__PAGE EXTRACT__
"""
I am for anything that would stick it to Cable Networks.
Leave it to Apple to find innovation in a product that is 30 years old! I think cable is one of the biggest scams in the market and if Apple offers this service, more and more companies will be forced to lower their prices. Thanks Apple!
The day I can tell Cox to go suck it will be a good day.
Ditto for Time Warner Cable (TWC)
Totally Worthless Company (ha!)
This would be awesome. I love my apple tv(s) as it is. If I can trash my cable box for apple, I will do!!
another great invention from apple, now i get to select what i want to watch, who needs those 500 useless channels.
I agree… looking forward to the day I can dump Cable. Problem is, they will just jack up already inflated internet access prices. I only have one option for broadband service.
Oh man, i can’t wait for this day!!! Save us Apple!!!!! Death to Cable/Satelite!!!
Sounds great!!!!!!
how did i know that “clearing up air channels ” getting rid of analog would result in cable companys doing what theyd like to do with tv. and leaving people without a choice.
thank you apple. steve jobs for president 2012 hes doing more than wack ass obama is.
All those of you who are eagerly awaiting dumping cable, where exactly are you going to get the broadband internet needed to feed this new technology? If you want HD, it’s going to have to be fast. That rules out DSL. In fact, the only companies delivering the kind of bandwidth you’d need for a couple of streams of HD content (what any consumer would expect) are already selling TV programming, and they aren’t going stand idly by while half their market gets eaten up.
The cable industry is not the music industry, and Apple TV is not the revolutionary product that the iPod was.
Good insight Bobomo.
"""
__EXERCISE PROMPT__
Write the next few posts in the comments on Apple and cable TV, picking up right after the last one. The lines that come next have nothing to do with the comments on Apple and cable TV.

__EXTRACTED INFORMATION__
"""
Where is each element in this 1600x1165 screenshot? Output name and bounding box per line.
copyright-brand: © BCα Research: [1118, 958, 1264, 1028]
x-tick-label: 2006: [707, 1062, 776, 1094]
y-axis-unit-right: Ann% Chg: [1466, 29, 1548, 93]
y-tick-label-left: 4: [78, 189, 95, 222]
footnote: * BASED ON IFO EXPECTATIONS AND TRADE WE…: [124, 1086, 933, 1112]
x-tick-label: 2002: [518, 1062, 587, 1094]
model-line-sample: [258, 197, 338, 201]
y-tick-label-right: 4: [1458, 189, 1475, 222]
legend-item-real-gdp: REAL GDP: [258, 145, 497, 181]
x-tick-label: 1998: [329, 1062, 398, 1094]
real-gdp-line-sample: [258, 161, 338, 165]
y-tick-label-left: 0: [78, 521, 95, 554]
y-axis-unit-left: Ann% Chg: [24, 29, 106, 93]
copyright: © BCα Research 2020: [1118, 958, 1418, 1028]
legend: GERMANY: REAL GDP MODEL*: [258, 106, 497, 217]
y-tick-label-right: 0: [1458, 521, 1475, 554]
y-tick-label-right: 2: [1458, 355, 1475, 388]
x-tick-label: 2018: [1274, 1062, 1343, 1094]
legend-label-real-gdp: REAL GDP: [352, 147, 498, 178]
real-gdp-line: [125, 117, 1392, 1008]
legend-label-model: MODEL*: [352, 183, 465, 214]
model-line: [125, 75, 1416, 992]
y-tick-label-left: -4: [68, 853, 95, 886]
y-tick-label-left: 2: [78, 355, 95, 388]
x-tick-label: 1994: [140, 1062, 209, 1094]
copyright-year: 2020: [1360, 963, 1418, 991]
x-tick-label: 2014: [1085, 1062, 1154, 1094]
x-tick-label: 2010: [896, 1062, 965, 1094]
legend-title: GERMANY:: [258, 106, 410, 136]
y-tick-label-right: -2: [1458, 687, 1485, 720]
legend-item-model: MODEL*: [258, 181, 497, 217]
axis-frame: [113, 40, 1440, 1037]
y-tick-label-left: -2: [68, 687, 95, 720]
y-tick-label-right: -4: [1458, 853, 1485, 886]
"""
__WRITTEN RESPONSE__
I would assume a day’s worth of TV could drip into the Apple TV for later viewing? There is no reason why it would have to be live streaming except certain type of content (news). Hard drive space is increasingly getting cheaper.
Many people are already pretty much doing this on their own (not legally)… download just the shows they want to watch via torrents.
Well that is similar to Apple TV’s current model. It’s basically an extension of iTunes store, where you can purchase or rent content for viewing on your TV. Lots of people are doing this though. Microsoft Xbox 360 has a built-in video store. Amazon VOD store does the same thing and can be integrate into your TV with a Roku (among other devices).
This article is referring to an “always-on” channel model that lots of broadcasters, advertisers, and some consumers still want. The idea that you just turn on the TV and watch whatever happens to be on, complete with advertisements and little to no interactivity. (In this way, I suppose, the TV industry IS like the music industry: anchored by their old distribution model, and completely unwilling to change.) Regardless, It would require some very solid “instant-on” bandwidth to accomplish.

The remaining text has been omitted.